Exercise input:

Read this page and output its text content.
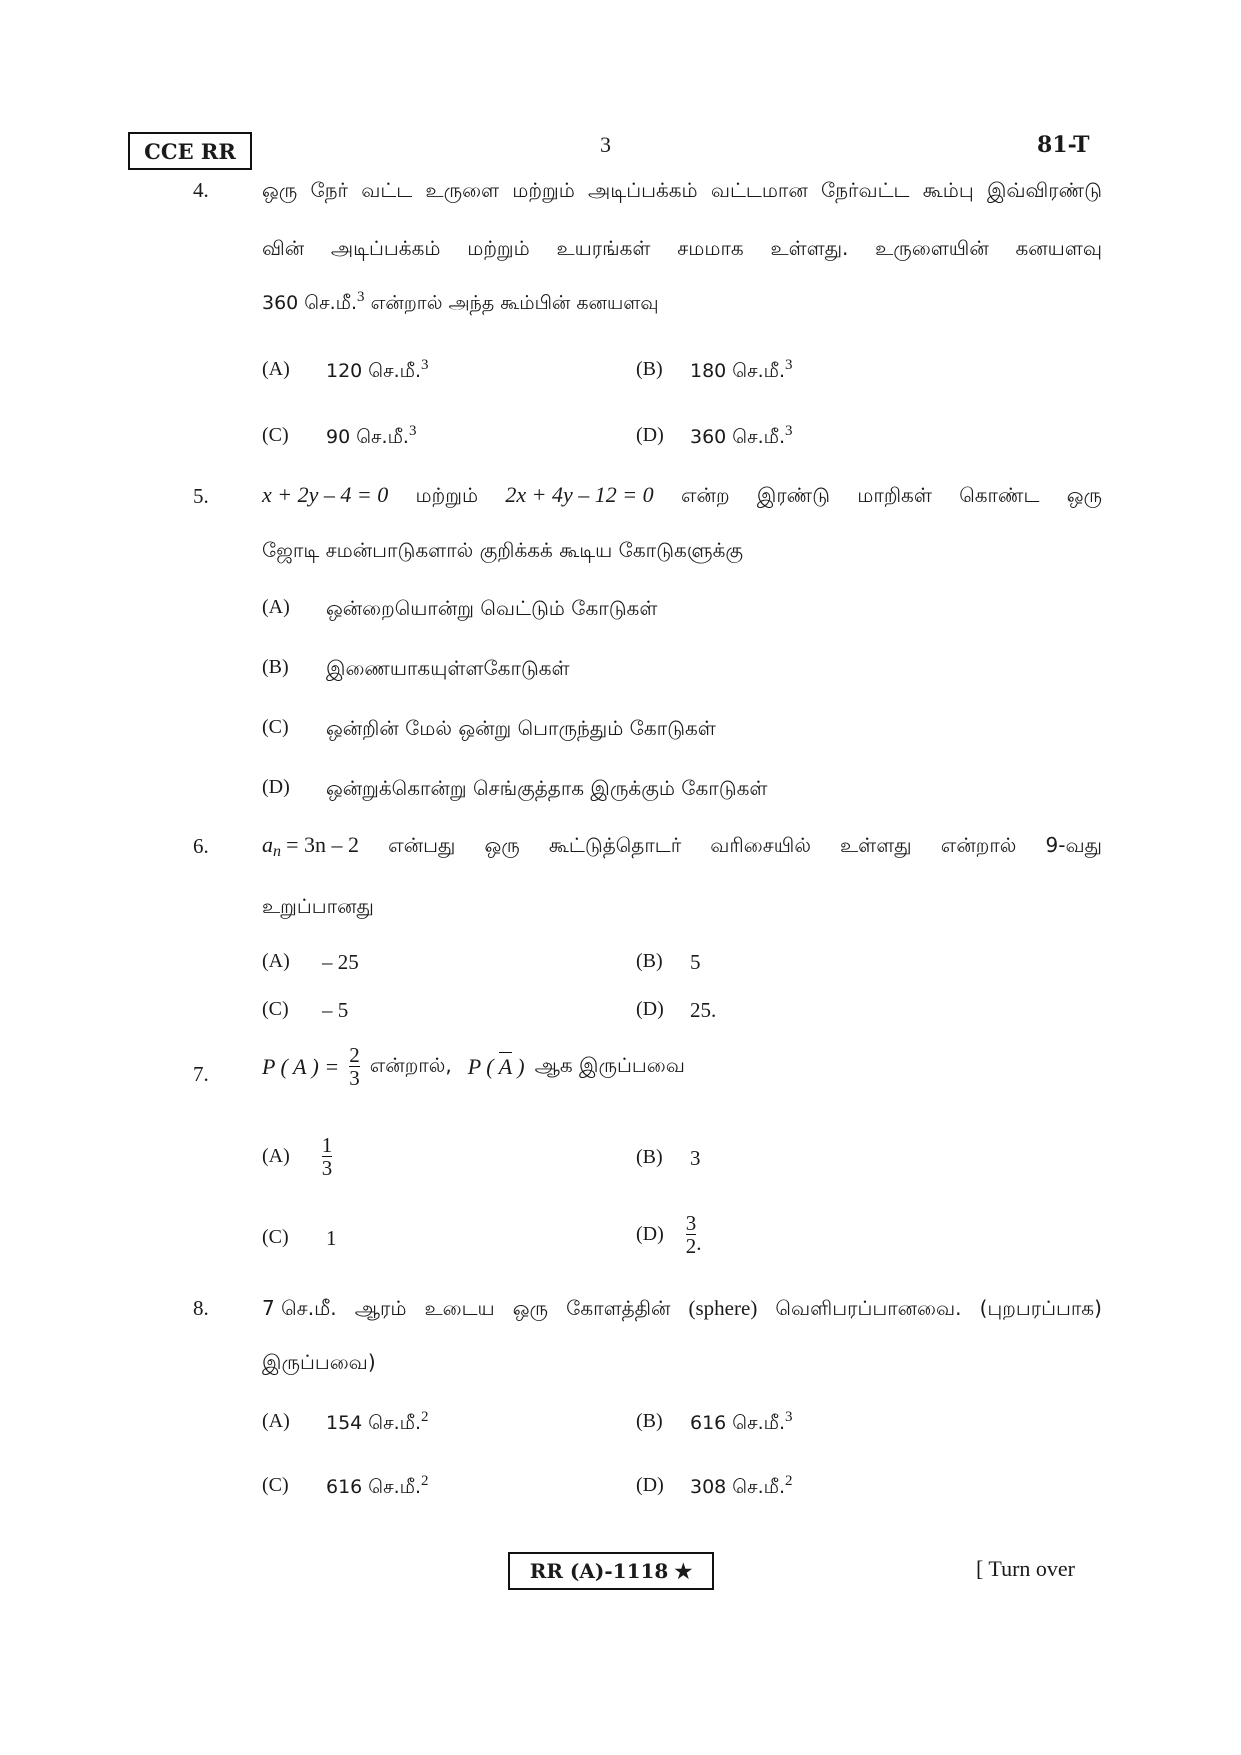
CCE RR	3	81-T
4.	ஒரு நேர் வட்ட உருளை மற்றும் அடிப்பக்கம் வட்டமான நேர்வட்ட கூம்பு இவ்விரண்டு
வின் அடிப்பக்கம் மற்றும் உயரங்கள் சமமாக உள்ளது. உருளையின் கனயளவு
360 செ.மீ.$^3$ என்றால் அந்த கூம்பின் கனயளவு
(A) 120 செ.மீ.$^3$	(B) 180 செ.மீ.$^3$
(C) 90 செ.மீ.$^3$	(D) 360 செ.மீ.$^3$
5. x + 2y – 4 = 0 மற்றும் 2x + 4y – 12 = 0 என்ற இரண்டு மாறிகள் கொண்ட ஒரு
ஜோடி சமன்பாடுகளால் குறிக்கக் கூடிய கோடுகளுக்கு
(A) ஒன்றையொன்று வெட்டும் கோடுகள்
(B) இணையாகயுள்ளகோடுகள்
(C) ஒன்றின் மேல் ஒன்று பொருந்தும் கோடுகள்
(D) ஒன்றுக்கொன்று செங்குத்தாக இருக்கும் கோடுகள்
6. $a_n = 3n - 2$ என்பது ஒரு கூட்டுத்தொடர் வரிசையில் உள்ளது என்றால் 9-வது
உறுப்பானது
(A) – 25	(B) 5
(C) – 5	(D) 25.
7. P ( A ) = $\frac{2}{3}$ என்றால், P ( A ) ஆக இருப்பவை
$(A) \frac{1}{3}$	(B) 3
(C) 1	$(D) \frac{3}{2}$ .
8.	7 செ.மீ. ஆரம் உடைய ஒரு கோளத்தின் (sphere) வெளிபரப்பானவை. (புறபரப்பாக)
இருப்பவை)
(A) 154 செ.மீ.$^2$	(B) 616 செ.மீ.$^3$
(C) 616 செ.மீ.$^2$	(D) 308 செ.மீ.$^2$
RR (A)-1118 ★	[ Turn over
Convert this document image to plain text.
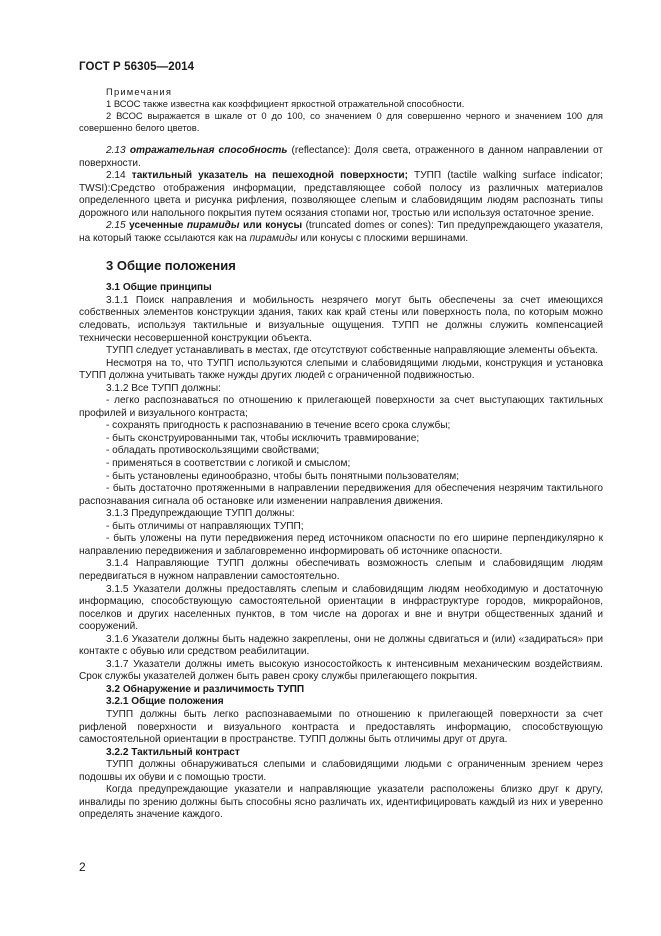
ГОСТ Р 56305—2014
Примечания

1 ВСОС также известна как коэффициент яркостной отражательной способности.

2 ВСОС выражается в шкале от 0 до 100, со значением 0 для совершенно черного и значением 100 для совершенно белого цветов.

2.13 отражательная способность (reflectance): Доля света, отраженного в данном направлении от поверхности.

2.14 тактильный указатель на пешеходной поверхности; ТУПП (tactile walking surface indicator; TWSI):Средство отображения информации, представляющее собой полосу из различных материалов определенного цвета и рисунка рифления, позволяющее слепым и слабовидящим людям распознать типы дорожного или напольного покрытия путем осязания стопами ног, тростью или используя остаточное зрение.

2.15 усеченные пирамиды или конусы (truncated domes or cones): Тип предупреждающего указателя, на который также ссылаются как на пирамиды или конусы с плоскими вершинами.

3 Общие положения

3.1 Общие принципы

3.1.1 Поиск направления и мобильность незрячего могут быть обеспечены за счет имеющихся собственных элементов конструкции здания, таких как край стены или поверхность пола, по которым можно следовать, используя тактильные и визуальные ощущения. ТУПП не должны служить компенсацией технически несовершенной конструкции объекта.

ТУПП следует устанавливать в местах, где отсутствуют собственные направляющие элементы объекта.

Несмотря на то, что ТУПП используются слепыми и слабовидящими людьми, конструкция и установка ТУПП должна учитывать также нужды других людей с ограниченной подвижностью.

3.1.2 Все ТУПП должны:

- легко распознаваться по отношению к прилегающей поверхности за счет выступающих тактильных профилей и визуального контраста;

- сохранять пригодность к распознаванию в течение всего срока службы;

- быть сконструированными так, чтобы исключить травмирование;

- обладать противоскользящими свойствами;

- применяться в соответствии с логикой и смыслом;

- быть установлены единообразно, чтобы быть понятными пользователям;

- быть достаточно протяженными в направлении передвижения для обеспечения незрячим тактильного распознавания сигнала об остановке или изменении направления движения.

3.1.3 Предупреждающие ТУПП должны:

- быть отличимы от направляющих ТУПП;

- быть уложены на пути передвижения перед источником опасности по его ширине перпендикулярно к направлению передвижения и заблаговременно информировать об источнике опасности.

3.1.4 Направляющие ТУПП должны обеспечивать возможность слепым и слабовидящим людям передвигаться в нужном направлении самостоятельно.

3.1.5 Указатели должны предоставлять слепым и слабовидящим людям необходимую и достаточную информацию, способствующую самостоятельной ориентации в инфраструктуре городов, микрорайонов, поселков и других населенных пунктов, в том числе на дорогах и вне и внутри общественных зданий и сооружений.

3.1.6 Указатели должны быть надежно закреплены, они не должны сдвигаться и (или) «задираться» при контакте с обувью или средством реабилитации.

3.1.7 Указатели должны иметь высокую износостойкость к интенсивным механическим воздействиям. Срок службы указателей должен быть равен сроку службы прилегающего покрытия.

3.2 Обнаружение и различимость ТУПП

3.2.1 Общие положения

ТУПП должны быть легко распознаваемыми по отношению к прилегающей поверхности за счет рифленой поверхности и визуального контраста и предоставлять информацию, способствующую самостоятельной ориентации в пространстве. ТУПП должны быть отличимы друг от друга.

3.2.2 Тактильный контраст

ТУПП должны обнаруживаться слепыми и слабовидящими людьми с ограниченным зрением через подошвы их обуви и с помощью трости.

Когда предупреждающие указатели и направляющие указатели расположены близко друг к другу, инвалиды по зрению должны быть способны ясно различать их, идентифицировать каждый из них и уверенно определять значение каждого.

2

Written exercise:
Each record must be quoted in full and exactly. Do not include the pictures.

Result:
Read this page and output its text content.
CCE RR	3	81-T
4.	ஒரு நேர் வட்ட உருளை மற்றும் அடிப்பக்கம் வட்டமான நேர்வட்ட கூம்பு இவ்விரண்டு
வின் அடிப்பக்கம் மற்றும் உயரங்கள் சமமாக உள்ளது. உருளையின் கனயளவு
360 செ.மீ.$^3$ என்றால் அந்த கூம்பின் கனயளவு
(A) 120 செ.மீ.$^3$	(B) 180 செ.மீ.$^3$
(C) 90 செ.மீ.$^3$	(D) 360 செ.மீ.$^3$
5. x + 2y – 4 = 0 மற்றும் 2x + 4y – 12 = 0 என்ற இரண்டு மாறிகள் கொண்ட ஒரு
ஜோடி சமன்பாடுகளால் குறிக்கக் கூடிய கோடுகளுக்கு
(A) ஒன்றையொன்று வெட்டும் கோடுகள்
(B) இணையாகயுள்ளகோடுகள்
(C) ஒன்றின் மேல் ஒன்று பொருந்தும் கோடுகள்
(D) ஒன்றுக்கொன்று செங்குத்தாக இருக்கும் கோடுகள்
6. $a_n = 3n - 2$ என்பது ஒரு கூட்டுத்தொடர் வரிசையில் உள்ளது என்றால் 9-வது
உறுப்பானது
(A) – 25	(B) 5
(C) – 5	(D) 25.
7. P ( A ) = $\frac{2}{3}$ என்றால், P ( A ) ஆக இருப்பவை
$(A) \frac{1}{3}$	(B) 3
(C) 1	$(D) \frac{3}{2}$ .
8.	7 செ.மீ. ஆரம் உடைய ஒரு கோளத்தின் (sphere) வெளிபரப்பானவை. (புறபரப்பாக)
இருப்பவை)
(A) 154 செ.மீ.$^2$	(B) 616 செ.மீ.$^3$
(C) 616 செ.மீ.$^2$	(D) 308 செ.மீ.$^2$
RR (A)-1118 ★	[ Turn over
Convert this document image to plain text.
ГОСТ Р 56305—2014
Примечания

1 ВСОС также известна как коэффициент яркостной отражательной способности.

2 ВСОС выражается в шкале от 0 до 100, со значением 0 для совершенно черного и значением 100 для совершенно белого цветов.

2.13 отражательная способность (reflectance): Доля света, отраженного в данном направлении от поверхности.

2.14 тактильный указатель на пешеходной поверхности; ТУПП (tactile walking surface indicator; TWSI):Средство отображения информации, представляющее собой полосу из различных материалов определенного цвета и рисунка рифления, позволяющее слепым и слабовидящим людям распознать типы дорожного или напольного покрытия путем осязания стопами ног, тростью или используя остаточное зрение.

2.15 усеченные пирамиды или конусы (truncated domes or cones): Тип предупреждающего указателя, на который также ссылаются как на пирамиды или конусы с плоскими вершинами.

3 Общие положения

3.1 Общие принципы

3.1.1 Поиск направления и мобильность незрячего могут быть обеспечены за счет имеющихся собственных элементов конструкции здания, таких как край стены или поверхность пола, по которым можно следовать, используя тактильные и визуальные ощущения. ТУПП не должны служить компенсацией технически несовершенной конструкции объекта.

ТУПП следует устанавливать в местах, где отсутствуют собственные направляющие элементы объекта.

Несмотря на то, что ТУПП используются слепыми и слабовидящими людьми, конструкция и установка ТУПП должна учитывать также нужды других людей с ограниченной подвижностью.

3.1.2 Все ТУПП должны:

- легко распознаваться по отношению к прилегающей поверхности за счет выступающих тактильных профилей и визуального контраста;

- сохранять пригодность к распознаванию в течение всего срока службы;

- быть сконструированными так, чтобы исключить травмирование;

- обладать противоскользящими свойствами;

- применяться в соответствии с логикой и смыслом;

- быть установлены единообразно, чтобы быть понятными пользователям;

- быть достаточно протяженными в направлении передвижения для обеспечения незрячим тактильного распознавания сигнала об остановке или изменении направления движения.

3.1.3 Предупреждающие ТУПП должны:

- быть отличимы от направляющих ТУПП;

- быть уложены на пути передвижения перед источником опасности по его ширине перпендикулярно к направлению передвижения и заблаговременно информировать об источнике опасности.

3.1.4 Направляющие ТУПП должны обеспечивать возможность слепым и слабовидящим людям передвигаться в нужном направлении самостоятельно.

3.1.5 Указатели должны предоставлять слепым и слабовидящим людям необходимую и достаточную информацию, способствующую самостоятельной ориентации в инфраструктуре городов, микрорайонов, поселков и других населенных пунктов, в том числе на дорогах и вне и внутри общественных зданий и сооружений.

3.1.6 Указатели должны быть надежно закреплены, они не должны сдвигаться и (или) «задираться» при контакте с обувью или средством реабилитации.

3.1.7 Указатели должны иметь высокую износостойкость к интенсивным механическим воздействиям. Срок службы указателей должен быть равен сроку службы прилегающего покрытия.

3.2 Обнаружение и различимость ТУПП

3.2.1 Общие положения

ТУПП должны быть легко распознаваемыми по отношению к прилегающей поверхности за счет рифленой поверхности и визуального контраста и предоставлять информацию, способствующую самостоятельной ориентации в пространстве. ТУПП должны быть отличимы друг от друга.

3.2.2 Тактильный контраст

ТУПП должны обнаруживаться слепыми и слабовидящими людьми с ограниченным зрением через подошвы их обуви и с помощью трости.

Когда предупреждающие указатели и направляющие указатели расположены близко друг к другу, инвалиды по зрению должны быть способны ясно различать их, идентифицировать каждый из них и уверенно определять значение каждого.

2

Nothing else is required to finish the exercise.